- INSTRUCTIONS FOR THE TASK
Every entry should come back exactly as written, minus the pictures.
*** Opening of ENTRIES SHOWN ***
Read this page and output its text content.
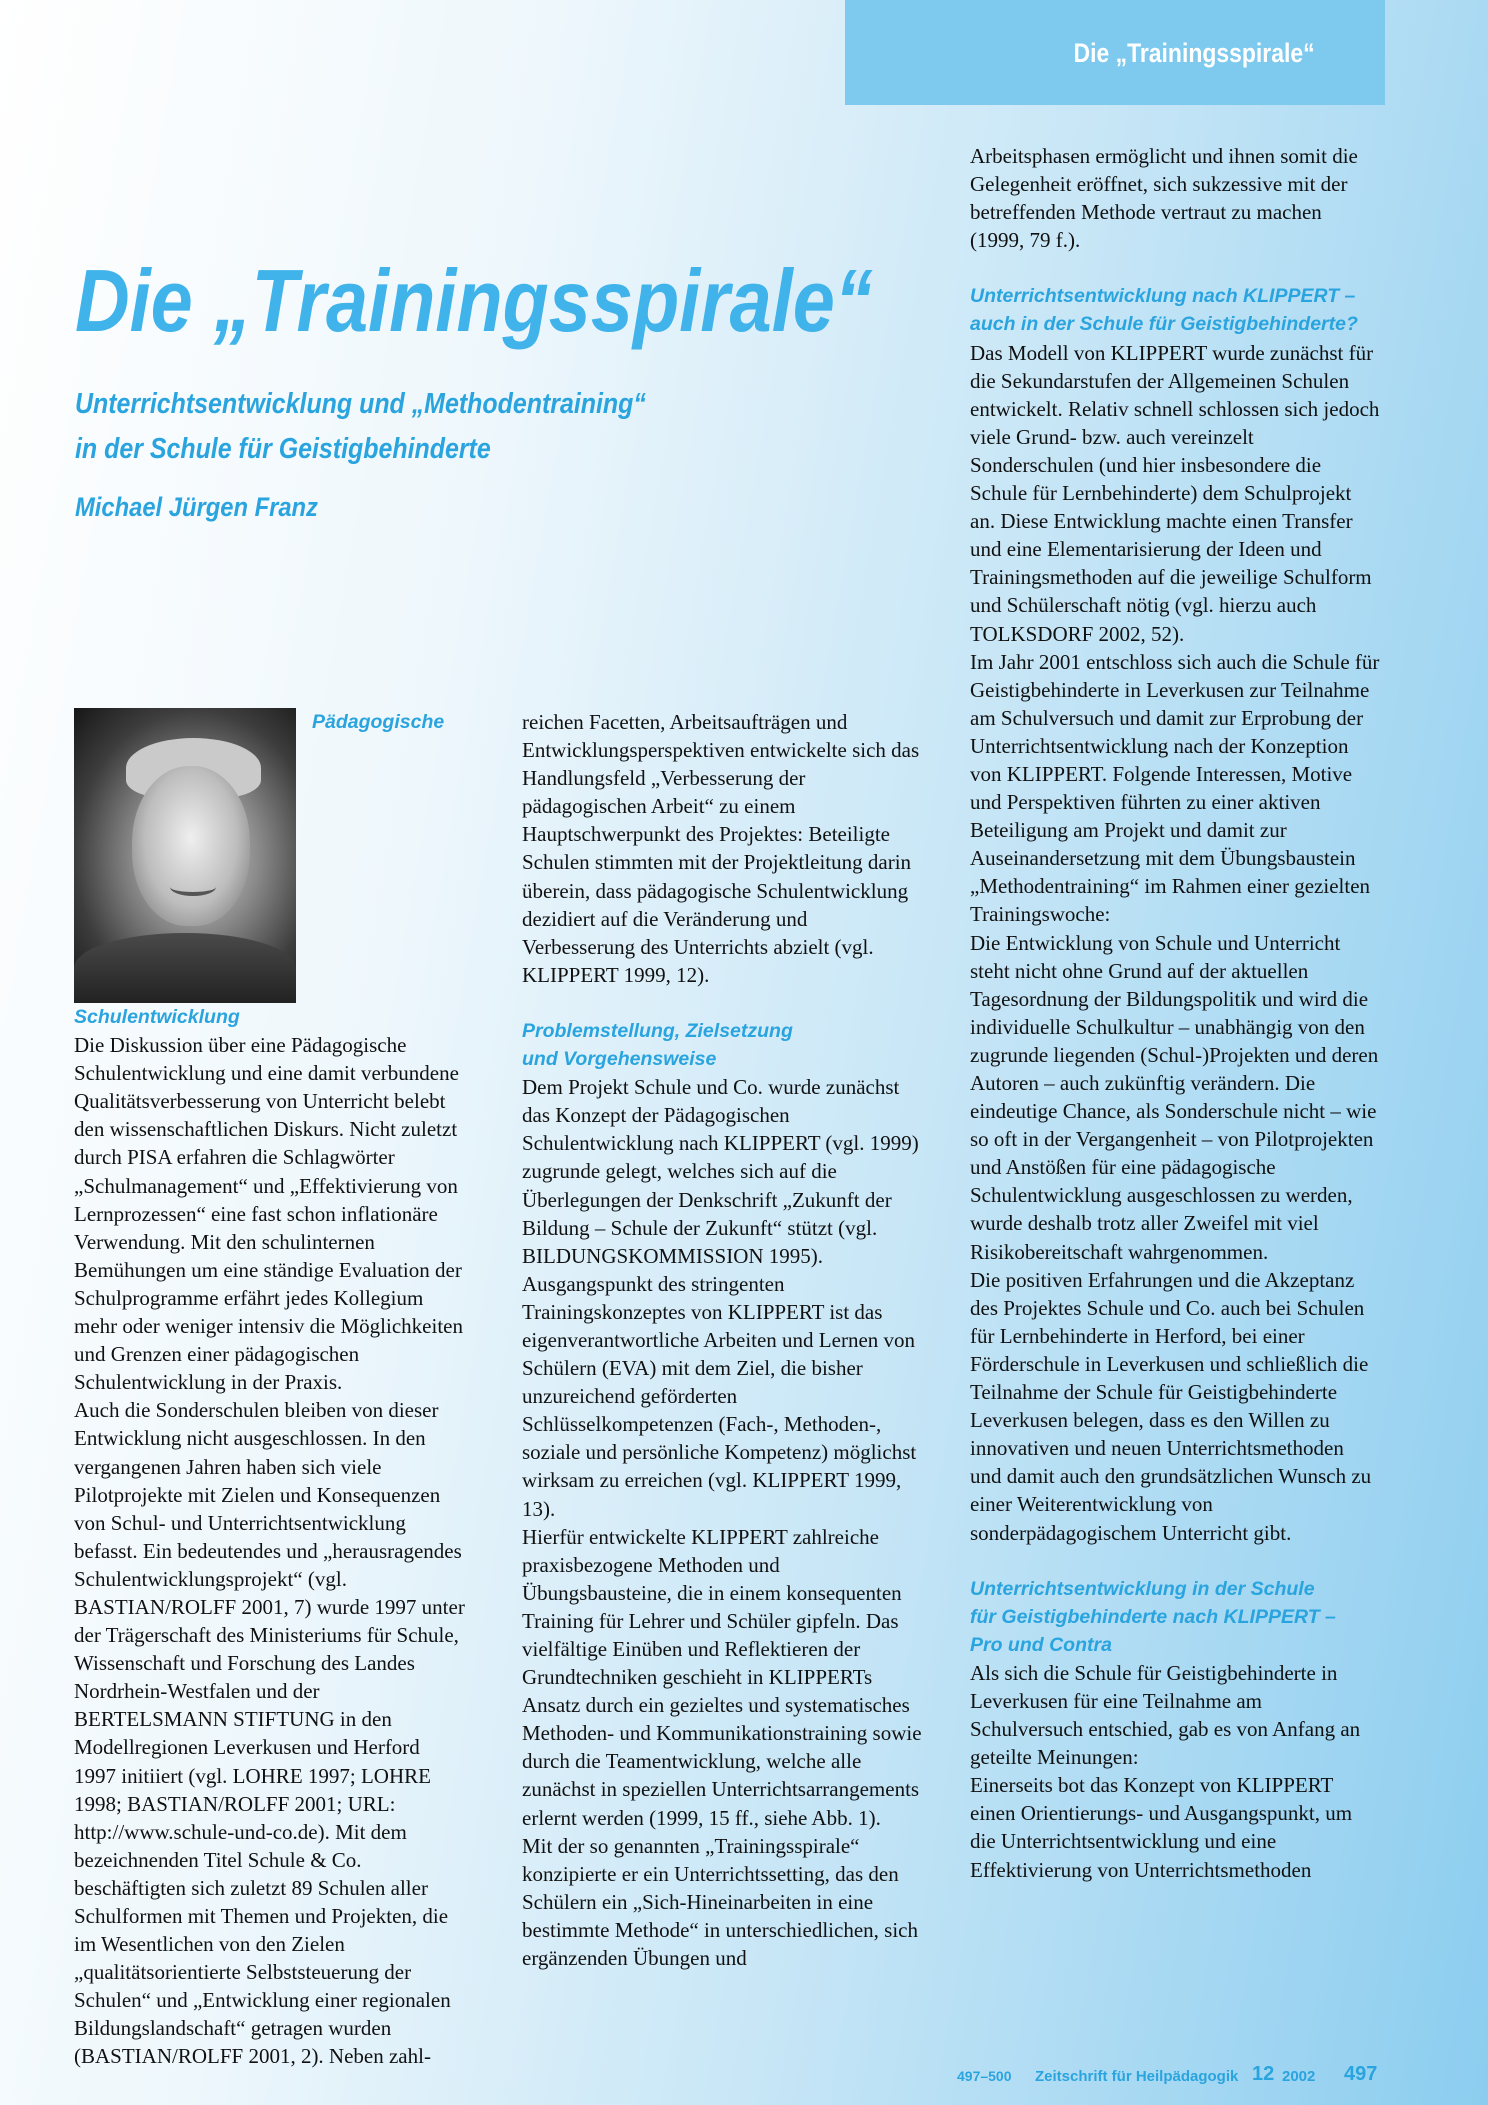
Die „Trainingsspirale“
Die „Trainingsspirale“
Unterrichtsentwicklung und „Methodentraining“
in der Schule für Geistigbehinderte
Michael Jürgen Franz
Pädagogische Schulentwicklung

Die Diskussion über eine Pädagogische Schulentwicklung und eine damit verbundene Qualitätsverbesserung von Unterricht belebt den wissenschaftlichen Diskurs. Nicht zuletzt durch PISA erfahren die Schlagwörter „Schulmanagement“ und „Effektivierung von Lernprozessen“ eine fast schon inflationäre Verwendung. Mit den schulinternen Bemühungen um eine ständige Evaluation der Schulprogramme erfährt jedes Kollegium mehr oder weniger intensiv die Möglichkeiten und Grenzen einer pädagogischen Schulentwicklung in der Praxis.

Auch die Sonderschulen bleiben von dieser Entwicklung nicht ausgeschlossen. In den vergangenen Jahren haben sich viele Pilotprojekte mit Zielen und Konsequenzen von Schul- und Unterrichtsentwicklung befasst. Ein bedeutendes und „herausragendes Schulentwicklungsprojekt“ (vgl. BASTIAN/ROLFF 2001, 7) wurde 1997 unter der Trägerschaft des Ministeriums für Schule, Wissenschaft und Forschung des Landes Nordrhein-Westfalen und der BERTELSMANN STIFTUNG in den Modellregionen Leverkusen und Herford 1997 initiiert (vgl. LOHRE 1997; LOHRE 1998; BASTIAN/ROLFF 2001; URL: http://www.schule-und-co.de). Mit dem bezeichnenden Titel Schule & Co. beschäftigten sich zuletzt 89 Schulen aller Schulformen mit Themen und Projekten, die im Wesentlichen von den Zielen „qualitätsorientierte Selbststeuerung der Schulen“ und „Entwicklung einer regionalen Bildungslandschaft“ getragen wurden (BASTIAN/ROLFF 2001, 2). Neben zahl-

reichen Facetten, Arbeitsaufträgen und Entwicklungsperspektiven entwickelte sich das Handlungsfeld „Verbesserung der pädagogischen Arbeit“ zu einem Hauptschwerpunkt des Projektes: Beteiligte Schulen stimmten mit der Projektleitung darin überein, dass pädagogische Schulentwicklung dezidiert auf die Veränderung und Verbesserung des Unterrichts abzielt (vgl. KLIPPERT 1999, 12).

Problemstellung, Zielsetzung
und Vorgehensweise

Dem Projekt Schule und Co. wurde zunächst das Konzept der Pädagogischen Schulentwicklung nach KLIPPERT (vgl. 1999) zugrunde gelegt, welches sich auf die Überlegungen der Denkschrift „Zukunft der Bildung – Schule der Zukunft“ stützt (vgl. BILDUNGSKOMMISSION 1995).

Ausgangspunkt des stringenten Trainingskonzeptes von KLIPPERT ist das eigenverantwortliche Arbeiten und Lernen von Schülern (EVA) mit dem Ziel, die bisher unzureichend geförderten Schlüsselkompetenzen (Fach-, Methoden-, soziale und persönliche Kompetenz) möglichst wirksam zu erreichen (vgl. KLIPPERT 1999, 13).

Hierfür entwickelte KLIPPERT zahlreiche praxisbezogene Methoden und Übungsbausteine, die in einem konsequenten Training für Lehrer und Schüler gipfeln. Das vielfältige Einüben und Reflektieren der Grundtechniken geschieht in KLIPPERTs Ansatz durch ein gezieltes und systematisches Methoden- und Kommunikationstraining sowie durch die Teamentwicklung, welche alle zunächst in speziellen Unterrichtsarrangements erlernt werden (1999, 15 ff., siehe Abb. 1).

Mit der so genannten „Trainingsspirale“ konzipierte er ein Unterrichtssetting, das den Schülern ein „Sich-Hineinarbeiten in eine bestimmte Methode“ in unterschiedlichen, sich ergänzenden Übungen und

Arbeitsphasen ermöglicht und ihnen somit die Gelegenheit eröffnet, sich sukzessive mit der betreffenden Methode vertraut zu machen (1999, 79 f.).

Unterrichtsentwicklung nach KLIPPERT –
auch in der Schule für Geistigbehinderte?

Das Modell von KLIPPERT wurde zunächst für die Sekundarstufen der Allgemeinen Schulen entwickelt. Relativ schnell schlossen sich jedoch viele Grund- bzw. auch vereinzelt Sonderschulen (und hier insbesondere die Schule für Lernbehinderte) dem Schulprojekt an. Diese Entwicklung machte einen Transfer und eine Elementarisierung der Ideen und Trainingsmethoden auf die jeweilige Schulform und Schülerschaft nötig (vgl. hierzu auch TOLKSDORF 2002, 52).

Im Jahr 2001 entschloss sich auch die Schule für Geistigbehinderte in Leverkusen zur Teilnahme am Schulversuch und damit zur Erprobung der Unterrichtsentwicklung nach der Konzeption von KLIPPERT. Folgende Interessen, Motive und Perspektiven führten zu einer aktiven Beteiligung am Projekt und damit zur Auseinandersetzung mit dem Übungsbaustein „Methodentraining“ im Rahmen einer gezielten Trainingswoche:

Die Entwicklung von Schule und Unterricht steht nicht ohne Grund auf der aktuellen Tagesordnung der Bildungspolitik und wird die individuelle Schulkultur – unabhängig von den zugrunde liegenden (Schul-)Projekten und deren Autoren – auch zukünftig verändern. Die eindeutige Chance, als Sonderschule nicht – wie so oft in der Vergangenheit – von Pilotprojekten und Anstößen für eine pädagogische Schulentwicklung ausgeschlossen zu werden, wurde deshalb trotz aller Zweifel mit viel Risikobereitschaft wahrgenommen.

Die positiven Erfahrungen und die Akzeptanz des Projektes Schule und Co. auch bei Schulen für Lernbehinderte in Herford, bei einer Förderschule in Leverkusen und schließlich die Teilnahme der Schule für Geistigbehinderte Leverkusen belegen, dass es den Willen zu innovativen und neuen Unterrichtsmethoden und damit auch den grundsätzlichen Wunsch zu einer Weiterentwicklung von sonderpädagogischem Unterricht gibt.

Unterrichtsentwicklung in der Schule
für Geistigbehinderte nach KLIPPERT –
Pro und Contra

Als sich die Schule für Geistigbehinderte in Leverkusen für eine Teilnahme am Schulversuch entschied, gab es von Anfang an geteilte Meinungen:

Einerseits bot das Konzept von KLIPPERT einen Orientierungs- und Ausgangspunkt, um die Unterrichtsentwicklung und eine Effektivierung von Unterrichtsmethoden

497–500 Zeitschrift für Heilpädagogik 12 2002 497
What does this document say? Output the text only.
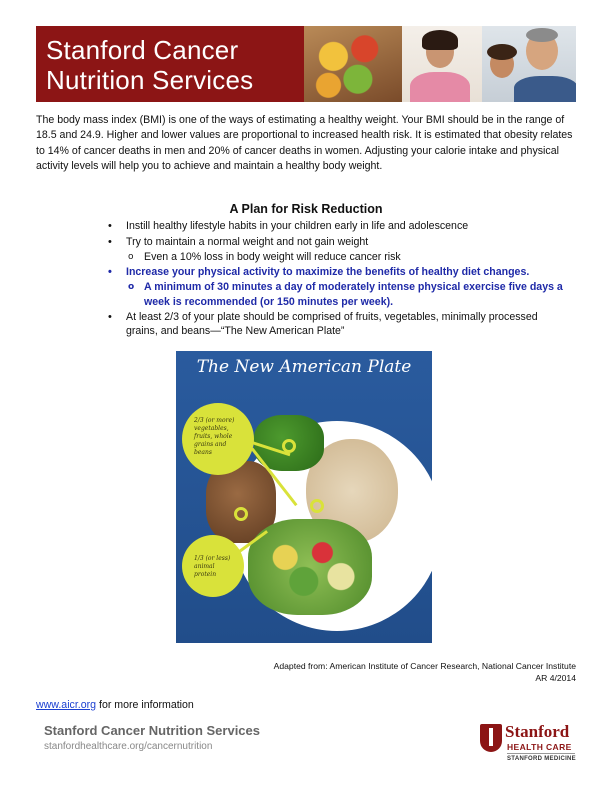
Stanford Cancer
Nutrition Services

The body mass index (BMI) is one of the ways of estimating a healthy weight. Your BMI should be in the range of 18.5 and 24.9. Higher and lower values are proportional to increased health risk. It is estimated that obesity relates to 14% of cancer deaths in men and 20% of cancer deaths in women. Adjusting your calorie intake and physical activity levels will help you to achieve and maintain a healthy body weight.

A Plan for Risk Reduction
• Instill healthy lifestyle habits in your children early in life and adolescence
• Try to maintain a normal weight and not gain weight
o Even a 10% loss in body weight will reduce cancer risk
• Increase your physical activity to maximize the benefits of healthy diet changes.
o A minimum of 30 minutes a day of moderately intense physical exercise five days a week is recommended (or 150 minutes per week).
• At least 2/3 of your plate should be comprised of fruits, vegetables, minimally processed grains, and beans—“The New American Plate”
The New American Plate
2/3 (or more) vegetables, fruits, whole grains and beans
1/3 (or less) animal protein
Adapted from: American Institute of Cancer Research, National Cancer Institute
AR 4/2014
www.aicr.org for more information
Stanford Cancer Nutrition Services
stanfordhealthcare.org/cancernutrition
Stanford
HEALTH CARE
STANFORD MEDICINE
*** Close of ENTRIES SHOWN ***
- OUTPUT
Read this page and output its text content.
Die „Trainingsspirale“
Die „Trainingsspirale“
Unterrichtsentwicklung und „Methodentraining“
in der Schule für Geistigbehinderte
Michael Jürgen Franz
Pädagogische Schulentwicklung

Die Diskussion über eine Pädagogische Schulentwicklung und eine damit verbundene Qualitätsverbesserung von Unterricht belebt den wissenschaftlichen Diskurs. Nicht zuletzt durch PISA erfahren die Schlagwörter „Schulmanagement“ und „Effektivierung von Lernprozessen“ eine fast schon inflationäre Verwendung. Mit den schulinternen Bemühungen um eine ständige Evaluation der Schulprogramme erfährt jedes Kollegium mehr oder weniger intensiv die Möglichkeiten und Grenzen einer pädagogischen Schulentwicklung in der Praxis.

Auch die Sonderschulen bleiben von dieser Entwicklung nicht ausgeschlossen. In den vergangenen Jahren haben sich viele Pilotprojekte mit Zielen und Konsequenzen von Schul- und Unterrichtsentwicklung befasst. Ein bedeutendes und „herausragendes Schulentwicklungsprojekt“ (vgl. BASTIAN/ROLFF 2001, 7) wurde 1997 unter der Trägerschaft des Ministeriums für Schule, Wissenschaft und Forschung des Landes Nordrhein-Westfalen und der BERTELSMANN STIFTUNG in den Modellregionen Leverkusen und Herford 1997 initiiert (vgl. LOHRE 1997; LOHRE 1998; BASTIAN/ROLFF 2001; URL: http://www.schule-und-co.de). Mit dem bezeichnenden Titel Schule & Co. beschäftigten sich zuletzt 89 Schulen aller Schulformen mit Themen und Projekten, die im Wesentlichen von den Zielen „qualitätsorientierte Selbststeuerung der Schulen“ und „Entwicklung einer regionalen Bildungslandschaft“ getragen wurden (BASTIAN/ROLFF 2001, 2). Neben zahl-

reichen Facetten, Arbeitsaufträgen und Entwicklungsperspektiven entwickelte sich das Handlungsfeld „Verbesserung der pädagogischen Arbeit“ zu einem Hauptschwerpunkt des Projektes: Beteiligte Schulen stimmten mit der Projektleitung darin überein, dass pädagogische Schulentwicklung dezidiert auf die Veränderung und Verbesserung des Unterrichts abzielt (vgl. KLIPPERT 1999, 12).

Problemstellung, Zielsetzung
und Vorgehensweise

Dem Projekt Schule und Co. wurde zunächst das Konzept der Pädagogischen Schulentwicklung nach KLIPPERT (vgl. 1999) zugrunde gelegt, welches sich auf die Überlegungen der Denkschrift „Zukunft der Bildung – Schule der Zukunft“ stützt (vgl. BILDUNGSKOMMISSION 1995).

Ausgangspunkt des stringenten Trainingskonzeptes von KLIPPERT ist das eigenverantwortliche Arbeiten und Lernen von Schülern (EVA) mit dem Ziel, die bisher unzureichend geförderten Schlüsselkompetenzen (Fach-, Methoden-, soziale und persönliche Kompetenz) möglichst wirksam zu erreichen (vgl. KLIPPERT 1999, 13).

Hierfür entwickelte KLIPPERT zahlreiche praxisbezogene Methoden und Übungsbausteine, die in einem konsequenten Training für Lehrer und Schüler gipfeln. Das vielfältige Einüben und Reflektieren der Grundtechniken geschieht in KLIPPERTs Ansatz durch ein gezieltes und systematisches Methoden- und Kommunikationstraining sowie durch die Teamentwicklung, welche alle zunächst in speziellen Unterrichtsarrangements erlernt werden (1999, 15 ff., siehe Abb. 1).

Mit der so genannten „Trainingsspirale“ konzipierte er ein Unterrichtssetting, das den Schülern ein „Sich-Hineinarbeiten in eine bestimmte Methode“ in unterschiedlichen, sich ergänzenden Übungen und

Arbeitsphasen ermöglicht und ihnen somit die Gelegenheit eröffnet, sich sukzessive mit der betreffenden Methode vertraut zu machen (1999, 79 f.).

Unterrichtsentwicklung nach KLIPPERT –
auch in der Schule für Geistigbehinderte?

Das Modell von KLIPPERT wurde zunächst für die Sekundarstufen der Allgemeinen Schulen entwickelt. Relativ schnell schlossen sich jedoch viele Grund- bzw. auch vereinzelt Sonderschulen (und hier insbesondere die Schule für Lernbehinderte) dem Schulprojekt an. Diese Entwicklung machte einen Transfer und eine Elementarisierung der Ideen und Trainingsmethoden auf die jeweilige Schulform und Schülerschaft nötig (vgl. hierzu auch TOLKSDORF 2002, 52).

Im Jahr 2001 entschloss sich auch die Schule für Geistigbehinderte in Leverkusen zur Teilnahme am Schulversuch und damit zur Erprobung der Unterrichtsentwicklung nach der Konzeption von KLIPPERT. Folgende Interessen, Motive und Perspektiven führten zu einer aktiven Beteiligung am Projekt und damit zur Auseinandersetzung mit dem Übungsbaustein „Methodentraining“ im Rahmen einer gezielten Trainingswoche:

Die Entwicklung von Schule und Unterricht steht nicht ohne Grund auf der aktuellen Tagesordnung der Bildungspolitik und wird die individuelle Schulkultur – unabhängig von den zugrunde liegenden (Schul-)Projekten und deren Autoren – auch zukünftig verändern. Die eindeutige Chance, als Sonderschule nicht – wie so oft in der Vergangenheit – von Pilotprojekten und Anstößen für eine pädagogische Schulentwicklung ausgeschlossen zu werden, wurde deshalb trotz aller Zweifel mit viel Risikobereitschaft wahrgenommen.

Die positiven Erfahrungen und die Akzeptanz des Projektes Schule und Co. auch bei Schulen für Lernbehinderte in Herford, bei einer Förderschule in Leverkusen und schließlich die Teilnahme der Schule für Geistigbehinderte Leverkusen belegen, dass es den Willen zu innovativen und neuen Unterrichtsmethoden und damit auch den grundsätzlichen Wunsch zu einer Weiterentwicklung von sonderpädagogischem Unterricht gibt.

Unterrichtsentwicklung in der Schule
für Geistigbehinderte nach KLIPPERT –
Pro und Contra

Als sich die Schule für Geistigbehinderte in Leverkusen für eine Teilnahme am Schulversuch entschied, gab es von Anfang an geteilte Meinungen:

Einerseits bot das Konzept von KLIPPERT einen Orientierungs- und Ausgangspunkt, um die Unterrichtsentwicklung und eine Effektivierung von Unterrichtsmethoden

497–500 Zeitschrift für Heilpädagogik 12 2002 497
What does this document say? Output the text only.
Stanford Cancer
Nutrition Services

The body mass index (BMI) is one of the ways of estimating a healthy weight. Your BMI should be in the range of 18.5 and 24.9. Higher and lower values are proportional to increased health risk. It is estimated that obesity relates to 14% of cancer deaths in men and 20% of cancer deaths in women. Adjusting your calorie intake and physical activity levels will help you to achieve and maintain a healthy body weight.

A Plan for Risk Reduction
• Instill healthy lifestyle habits in your children early in life and adolescence
• Try to maintain a normal weight and not gain weight
o Even a 10% loss in body weight will reduce cancer risk
• Increase your physical activity to maximize the benefits of healthy diet changes.
o A minimum of 30 minutes a day of moderately intense physical exercise five days a week is recommended (or 150 minutes per week).
• At least 2/3 of your plate should be comprised of fruits, vegetables, minimally processed grains, and beans—“The New American Plate”
The New American Plate
2/3 (or more) vegetables, fruits, whole grains and beans
1/3 (or less) animal protein
Adapted from: American Institute of Cancer Research, National Cancer Institute
AR 4/2014
www.aicr.org for more information
Stanford Cancer Nutrition Services
stanfordhealthcare.org/cancernutrition
Stanford
HEALTH CARE
STANFORD MEDICINE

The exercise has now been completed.